- _THE EXERCISE_
Extract, from the listing that follows, each line containing the word "Sociedad".

Extracted data entries:
※
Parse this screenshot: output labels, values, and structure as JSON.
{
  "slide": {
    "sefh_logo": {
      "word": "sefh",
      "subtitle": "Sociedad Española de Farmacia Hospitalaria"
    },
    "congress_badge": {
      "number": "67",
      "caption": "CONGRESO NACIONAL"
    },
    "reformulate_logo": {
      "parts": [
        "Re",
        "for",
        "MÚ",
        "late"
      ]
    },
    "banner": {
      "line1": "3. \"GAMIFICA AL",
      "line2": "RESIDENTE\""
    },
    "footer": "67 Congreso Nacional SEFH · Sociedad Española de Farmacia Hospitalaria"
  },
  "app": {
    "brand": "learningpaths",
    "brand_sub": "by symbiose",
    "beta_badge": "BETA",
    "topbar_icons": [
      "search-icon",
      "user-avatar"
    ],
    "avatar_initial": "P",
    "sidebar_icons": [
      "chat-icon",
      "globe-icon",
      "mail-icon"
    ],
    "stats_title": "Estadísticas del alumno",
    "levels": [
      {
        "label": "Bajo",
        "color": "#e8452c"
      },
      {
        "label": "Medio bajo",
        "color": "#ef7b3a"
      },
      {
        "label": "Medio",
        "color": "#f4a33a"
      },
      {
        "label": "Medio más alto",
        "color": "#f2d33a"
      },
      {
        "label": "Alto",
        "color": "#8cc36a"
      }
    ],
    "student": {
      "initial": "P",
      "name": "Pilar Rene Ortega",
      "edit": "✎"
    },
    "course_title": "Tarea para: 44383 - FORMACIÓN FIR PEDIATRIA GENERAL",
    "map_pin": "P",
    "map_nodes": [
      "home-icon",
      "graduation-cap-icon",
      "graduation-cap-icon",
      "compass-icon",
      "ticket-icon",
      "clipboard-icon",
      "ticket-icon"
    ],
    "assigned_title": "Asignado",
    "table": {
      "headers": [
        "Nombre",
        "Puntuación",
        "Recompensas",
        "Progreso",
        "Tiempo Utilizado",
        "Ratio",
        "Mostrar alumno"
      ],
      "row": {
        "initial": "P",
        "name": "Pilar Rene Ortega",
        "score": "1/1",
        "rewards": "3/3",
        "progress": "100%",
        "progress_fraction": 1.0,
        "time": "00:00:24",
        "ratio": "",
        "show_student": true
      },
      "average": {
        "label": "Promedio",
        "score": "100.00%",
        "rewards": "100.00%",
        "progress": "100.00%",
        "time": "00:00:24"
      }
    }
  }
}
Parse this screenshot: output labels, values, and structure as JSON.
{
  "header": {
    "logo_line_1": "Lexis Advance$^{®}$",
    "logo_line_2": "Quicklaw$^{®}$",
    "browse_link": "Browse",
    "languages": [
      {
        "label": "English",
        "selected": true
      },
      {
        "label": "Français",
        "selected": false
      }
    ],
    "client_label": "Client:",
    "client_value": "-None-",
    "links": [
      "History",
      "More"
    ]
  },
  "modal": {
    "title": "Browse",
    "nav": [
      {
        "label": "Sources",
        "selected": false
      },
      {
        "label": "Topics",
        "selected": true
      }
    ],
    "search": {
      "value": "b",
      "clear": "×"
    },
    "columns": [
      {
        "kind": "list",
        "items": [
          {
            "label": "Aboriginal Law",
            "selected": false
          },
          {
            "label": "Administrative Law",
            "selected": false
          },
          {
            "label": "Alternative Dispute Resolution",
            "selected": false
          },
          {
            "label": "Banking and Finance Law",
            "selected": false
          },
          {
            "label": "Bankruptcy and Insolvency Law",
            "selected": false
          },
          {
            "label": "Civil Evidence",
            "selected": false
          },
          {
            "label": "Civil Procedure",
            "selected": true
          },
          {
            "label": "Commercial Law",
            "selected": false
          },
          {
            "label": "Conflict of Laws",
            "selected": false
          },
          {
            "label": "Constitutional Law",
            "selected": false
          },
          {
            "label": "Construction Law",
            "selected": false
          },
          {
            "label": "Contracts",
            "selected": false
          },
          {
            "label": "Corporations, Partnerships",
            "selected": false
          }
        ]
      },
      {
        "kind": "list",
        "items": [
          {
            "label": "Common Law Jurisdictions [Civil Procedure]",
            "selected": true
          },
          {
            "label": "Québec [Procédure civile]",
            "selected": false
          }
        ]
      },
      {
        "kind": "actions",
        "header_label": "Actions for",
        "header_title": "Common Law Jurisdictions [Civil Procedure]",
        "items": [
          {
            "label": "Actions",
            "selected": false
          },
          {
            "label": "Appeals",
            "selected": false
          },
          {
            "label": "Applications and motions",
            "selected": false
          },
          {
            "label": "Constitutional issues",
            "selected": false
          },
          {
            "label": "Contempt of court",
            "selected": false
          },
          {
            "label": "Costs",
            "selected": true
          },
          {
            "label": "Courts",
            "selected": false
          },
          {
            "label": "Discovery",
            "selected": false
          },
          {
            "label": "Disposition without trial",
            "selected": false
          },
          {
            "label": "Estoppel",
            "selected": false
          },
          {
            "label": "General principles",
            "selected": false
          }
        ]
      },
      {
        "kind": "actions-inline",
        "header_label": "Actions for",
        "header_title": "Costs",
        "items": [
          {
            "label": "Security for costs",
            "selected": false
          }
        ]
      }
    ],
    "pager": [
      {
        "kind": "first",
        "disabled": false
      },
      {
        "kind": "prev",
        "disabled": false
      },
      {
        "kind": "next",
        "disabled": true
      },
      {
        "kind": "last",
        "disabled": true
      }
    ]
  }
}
※
- _THE REPLY_
      "subtitle": "Sociedad Española de Farmacia Hospitalaria"
    "footer": "67 Congreso Nacional SEFH · Sociedad Española de Farmacia Hospitalaria"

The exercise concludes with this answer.